### EXERCISE DETAILS
Please rewrite the material starting at the line containing "Patent image size: (1058, 701)." and ending at the line containing "The second body element 56 is at (421, 163).", replacing "landscape orientation" with "horizontal orientation" and leaving everything else unchanged.

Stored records
________________________________________
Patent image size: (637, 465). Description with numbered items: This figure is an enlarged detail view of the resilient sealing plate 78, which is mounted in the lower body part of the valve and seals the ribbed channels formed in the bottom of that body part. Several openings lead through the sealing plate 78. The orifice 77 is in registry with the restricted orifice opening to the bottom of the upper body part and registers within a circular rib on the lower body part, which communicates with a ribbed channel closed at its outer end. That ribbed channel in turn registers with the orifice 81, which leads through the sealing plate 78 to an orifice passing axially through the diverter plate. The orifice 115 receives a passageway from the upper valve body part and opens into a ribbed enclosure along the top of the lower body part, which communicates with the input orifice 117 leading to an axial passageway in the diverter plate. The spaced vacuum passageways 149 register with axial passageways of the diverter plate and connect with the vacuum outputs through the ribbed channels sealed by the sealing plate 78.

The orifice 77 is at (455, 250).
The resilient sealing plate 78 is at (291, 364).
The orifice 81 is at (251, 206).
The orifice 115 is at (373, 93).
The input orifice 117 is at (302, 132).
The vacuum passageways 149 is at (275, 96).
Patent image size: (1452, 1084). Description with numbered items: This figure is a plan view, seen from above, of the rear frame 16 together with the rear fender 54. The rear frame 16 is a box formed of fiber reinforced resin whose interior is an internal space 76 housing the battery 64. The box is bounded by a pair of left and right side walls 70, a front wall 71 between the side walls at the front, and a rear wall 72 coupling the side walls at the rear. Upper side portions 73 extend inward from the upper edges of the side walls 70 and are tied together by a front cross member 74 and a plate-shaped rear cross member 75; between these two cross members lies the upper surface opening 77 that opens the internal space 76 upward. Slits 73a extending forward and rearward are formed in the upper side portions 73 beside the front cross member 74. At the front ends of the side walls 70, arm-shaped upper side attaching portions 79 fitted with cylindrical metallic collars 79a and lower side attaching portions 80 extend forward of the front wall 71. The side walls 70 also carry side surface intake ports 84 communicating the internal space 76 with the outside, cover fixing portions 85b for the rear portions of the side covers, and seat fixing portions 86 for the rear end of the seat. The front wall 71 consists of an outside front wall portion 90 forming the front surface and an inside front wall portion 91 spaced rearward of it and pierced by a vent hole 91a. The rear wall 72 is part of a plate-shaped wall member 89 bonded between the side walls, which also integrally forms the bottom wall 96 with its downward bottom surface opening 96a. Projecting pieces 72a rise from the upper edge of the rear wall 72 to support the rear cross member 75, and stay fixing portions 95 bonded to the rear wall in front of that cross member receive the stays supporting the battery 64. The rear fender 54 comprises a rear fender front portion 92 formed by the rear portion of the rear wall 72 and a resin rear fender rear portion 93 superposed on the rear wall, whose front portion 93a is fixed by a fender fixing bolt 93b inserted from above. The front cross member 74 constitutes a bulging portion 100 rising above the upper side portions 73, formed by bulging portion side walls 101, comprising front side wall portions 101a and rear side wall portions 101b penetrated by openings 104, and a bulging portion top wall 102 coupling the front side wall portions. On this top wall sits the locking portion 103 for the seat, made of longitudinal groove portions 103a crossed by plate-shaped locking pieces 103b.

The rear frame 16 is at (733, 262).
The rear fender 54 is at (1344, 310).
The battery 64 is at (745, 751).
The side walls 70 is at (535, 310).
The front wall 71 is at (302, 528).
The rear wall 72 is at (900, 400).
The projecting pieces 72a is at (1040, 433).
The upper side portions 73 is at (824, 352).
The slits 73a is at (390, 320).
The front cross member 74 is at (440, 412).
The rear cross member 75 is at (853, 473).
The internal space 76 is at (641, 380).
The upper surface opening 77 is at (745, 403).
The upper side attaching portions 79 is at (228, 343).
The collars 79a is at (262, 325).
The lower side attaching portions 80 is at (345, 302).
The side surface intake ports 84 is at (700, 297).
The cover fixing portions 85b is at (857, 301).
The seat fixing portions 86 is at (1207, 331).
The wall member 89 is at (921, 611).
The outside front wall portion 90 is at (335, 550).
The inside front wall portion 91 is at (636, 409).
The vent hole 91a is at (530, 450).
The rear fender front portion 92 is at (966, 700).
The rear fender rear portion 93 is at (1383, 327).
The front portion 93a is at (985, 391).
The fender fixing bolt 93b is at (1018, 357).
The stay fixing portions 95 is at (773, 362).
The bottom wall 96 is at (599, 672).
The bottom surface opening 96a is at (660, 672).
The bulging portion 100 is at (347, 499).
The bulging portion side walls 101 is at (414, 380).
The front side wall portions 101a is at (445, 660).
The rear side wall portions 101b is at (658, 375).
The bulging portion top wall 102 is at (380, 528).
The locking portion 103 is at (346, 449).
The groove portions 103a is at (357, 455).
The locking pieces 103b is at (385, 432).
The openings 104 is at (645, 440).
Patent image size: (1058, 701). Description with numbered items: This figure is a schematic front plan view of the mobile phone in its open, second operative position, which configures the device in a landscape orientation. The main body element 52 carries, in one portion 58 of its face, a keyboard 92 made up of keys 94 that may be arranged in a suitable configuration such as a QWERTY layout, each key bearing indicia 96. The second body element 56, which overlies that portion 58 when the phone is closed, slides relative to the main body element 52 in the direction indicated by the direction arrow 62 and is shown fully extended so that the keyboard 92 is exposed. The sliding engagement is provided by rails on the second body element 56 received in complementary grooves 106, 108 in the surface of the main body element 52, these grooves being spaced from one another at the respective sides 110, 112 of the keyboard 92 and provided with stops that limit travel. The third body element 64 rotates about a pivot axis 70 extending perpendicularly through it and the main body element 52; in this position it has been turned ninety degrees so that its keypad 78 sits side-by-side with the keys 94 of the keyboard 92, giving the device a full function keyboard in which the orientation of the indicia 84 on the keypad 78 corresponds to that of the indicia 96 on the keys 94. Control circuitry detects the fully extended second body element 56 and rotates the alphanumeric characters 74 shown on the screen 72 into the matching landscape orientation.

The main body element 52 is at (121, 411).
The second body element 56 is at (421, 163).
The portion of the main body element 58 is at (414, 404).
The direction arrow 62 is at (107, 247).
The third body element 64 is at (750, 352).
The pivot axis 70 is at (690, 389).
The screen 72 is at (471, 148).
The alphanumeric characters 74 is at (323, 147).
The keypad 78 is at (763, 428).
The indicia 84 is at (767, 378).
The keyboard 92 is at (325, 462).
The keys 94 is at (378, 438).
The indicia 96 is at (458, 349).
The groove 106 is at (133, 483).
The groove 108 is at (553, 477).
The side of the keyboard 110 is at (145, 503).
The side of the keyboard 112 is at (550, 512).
________________________________________
### RESULT BELOW
Patent image size: (1058, 701). Description with numbered items: This figure is a schematic front plan view of the mobile phone in its open, second operative position, which configures the device in a horizontal orientation. The main body element 52 carries, in one portion 58 of its face, a keyboard 92 made up of keys 94 that may be arranged in a suitable configuration such as a QWERTY layout, each key bearing indicia 96. The second body element 56, which overlies that portion 58 when the phone is closed, slides relative to the main body element 52 in the direction indicated by the direction arrow 62 and is shown fully extended so that the keyboard 92 is exposed. The sliding engagement is provided by rails on the second body element 56 received in complementary grooves 106, 108 in the surface of the main body element 52, these grooves being spaced from one another at the respective sides 110, 112 of the keyboard 92 and provided with stops that limit travel. The third body element 64 rotates about a pivot axis 70 extending perpendicularly through it and the main body element 52; in this position it has been turned ninety degrees so that its keypad 78 sits side-by-side with the keys 94 of the keyboard 92, giving the device a full function keyboard in which the orientation of the indicia 84 on the keypad 78 corresponds to that of the indicia 96 on the keys 94. Control circuitry detects the fully extended second body element 56 and rotates the alphanumeric characters 74 shown on the screen 72 into the matching horizontal orientation.

The main body element 52 is at (121, 411).
The second body element 56 is at (421, 163).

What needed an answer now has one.